··· PROVIDED MATERIAL ···
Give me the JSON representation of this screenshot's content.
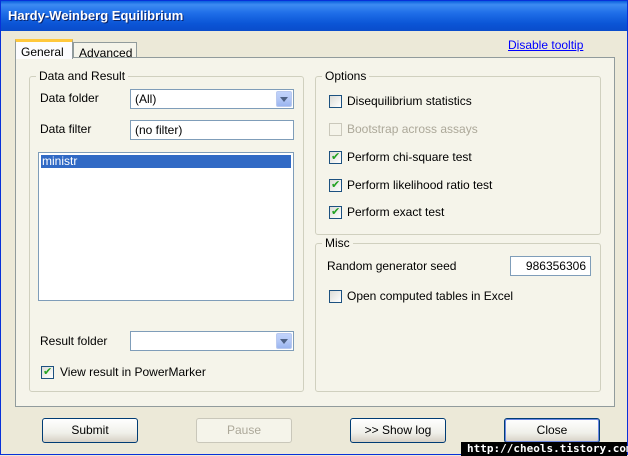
{
  "window": {
    "title": "Hardy-Weinberg Equilibrium"
  },
  "tabs": [
    {
      "label": "General",
      "active": true
    },
    {
      "label": "Advanced",
      "active": false
    }
  ],
  "tooltip_link": "Disable tooltip",
  "data_result": {
    "legend": "Data and Result",
    "data_folder_label": "Data folder",
    "data_folder_value": "(All)",
    "data_filter_label": "Data filter",
    "data_filter_value": "(no filter)",
    "list_items": [
      "ministr"
    ],
    "result_folder_label": "Result folder",
    "result_folder_value": "",
    "view_result_label": "View result in PowerMarker",
    "view_result_checked": true
  },
  "options": {
    "legend": "Options",
    "items": [
      {
        "label": "Disequilibrium statistics",
        "checked": false,
        "enabled": true
      },
      {
        "label": "Bootstrap across assays",
        "checked": false,
        "enabled": false
      },
      {
        "label": "Perform chi-square test",
        "checked": true,
        "enabled": true
      },
      {
        "label": "Perform likelihood ratio test",
        "checked": true,
        "enabled": true
      },
      {
        "label": "Perform exact test",
        "checked": true,
        "enabled": true
      }
    ]
  },
  "misc": {
    "legend": "Misc",
    "seed_label": "Random generator seed",
    "seed_value": "986356306",
    "excel_label": "Open computed tables in Excel",
    "excel_checked": false
  },
  "buttons": {
    "submit": "Submit",
    "pause": "Pause",
    "show_log": ">> Show log",
    "close": "Close"
  },
  "watermark": "http://cheols.tistory.com"
}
···
• [EXERCISE] Reproduce the records, all of them, word for word; omit the pictures.

• [ANSWER SECTION]
Give me the JSON representation of this screenshot's content.
{
  "window": {
    "title": "Hardy-Weinberg Equilibrium"
  },
  "tabs": [
    {
      "label": "General",
      "active": true
    },
    {
      "label": "Advanced",
      "active": false
    }
  ],
  "tooltip_link": "Disable tooltip",
  "data_result": {
    "legend": "Data and Result",
    "data_folder_label": "Data folder",
    "data_folder_value": "(All)",
    "data_filter_label": "Data filter",
    "data_filter_value": "(no filter)",
    "list_items": [
      "ministr"
    ],
    "result_folder_label": "Result folder",
    "result_folder_value": "",
    "view_result_label": "View result in PowerMarker",
    "view_result_checked": true
  },
  "options": {
    "legend": "Options",
    "items": [
      {
        "label": "Disequilibrium statistics",
        "checked": false,
        "enabled": true
      },
      {
        "label": "Bootstrap across assays",
        "checked": false,
        "enabled": false
      },
      {
        "label": "Perform chi-square test",
        "checked": true,
        "enabled": true
      },
      {
        "label": "Perform likelihood ratio test",
        "checked": true,
        "enabled": true
      },
      {
        "label": "Perform exact test",
        "checked": true,
        "enabled": true
      }
    ]
  },
  "misc": {
    "legend": "Misc",
    "seed_label": "Random generator seed",
    "seed_value": "986356306",
    "excel_label": "Open computed tables in Excel",
    "excel_checked": false
  },
  "buttons": {
    "submit": "Submit",
    "pause": "Pause",
    "show_log": ">> Show log",
    "close": "Close"
  },
  "watermark": "http://cheols.tistory.com"
}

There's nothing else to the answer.